--- Start of Record set ---
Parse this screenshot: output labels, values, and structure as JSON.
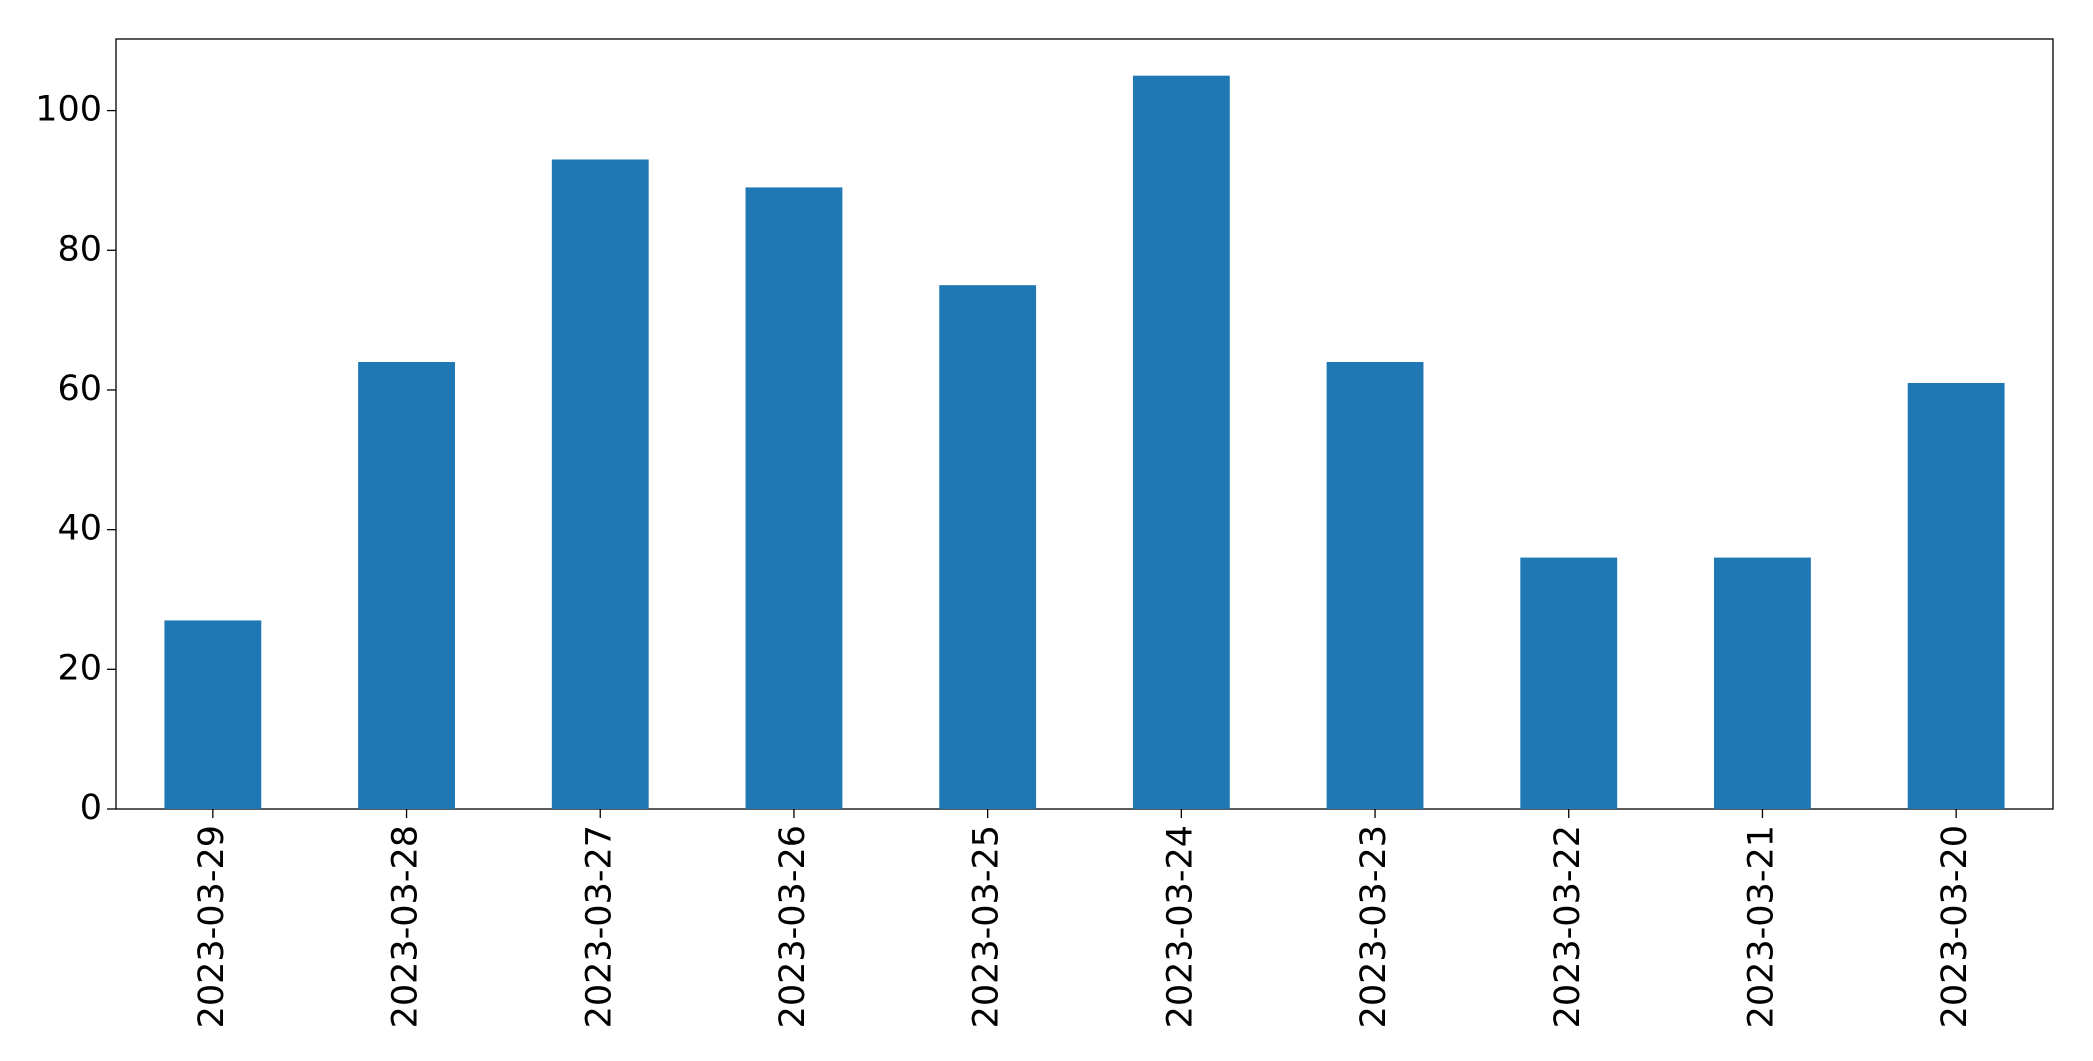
{
  "chart_data": {
    "type": "bar",
    "categories": [
      "2023-03-29",
      "2023-03-28",
      "2023-03-27",
      "2023-03-26",
      "2023-03-25",
      "2023-03-24",
      "2023-03-23",
      "2023-03-22",
      "2023-03-21",
      "2023-03-20"
    ],
    "values": [
      27,
      64,
      93,
      89,
      75,
      105,
      64,
      36,
      36,
      61
    ],
    "color": "#1f77b4",
    "ylim": [
      0,
      110.25
    ],
    "yticks": [
      0,
      20,
      40,
      60,
      80,
      100
    ],
    "grid": false
  }
}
--- End of Record set ---
= Stated task =
Every line is to be duplicated exactly, though pictures stay out.

= Task response =
Parse this screenshot: output labels, values, and structure as JSON.
{
  "chart_data": {
    "type": "bar",
    "categories": [
      "2023-03-29",
      "2023-03-28",
      "2023-03-27",
      "2023-03-26",
      "2023-03-25",
      "2023-03-24",
      "2023-03-23",
      "2023-03-22",
      "2023-03-21",
      "2023-03-20"
    ],
    "values": [
      27,
      64,
      93,
      89,
      75,
      105,
      64,
      36,
      36,
      61
    ],
    "color": "#1f77b4",
    "ylim": [
      0,
      110.25
    ],
    "yticks": [
      0,
      20,
      40,
      60,
      80,
      100
    ],
    "grid": false
  }
}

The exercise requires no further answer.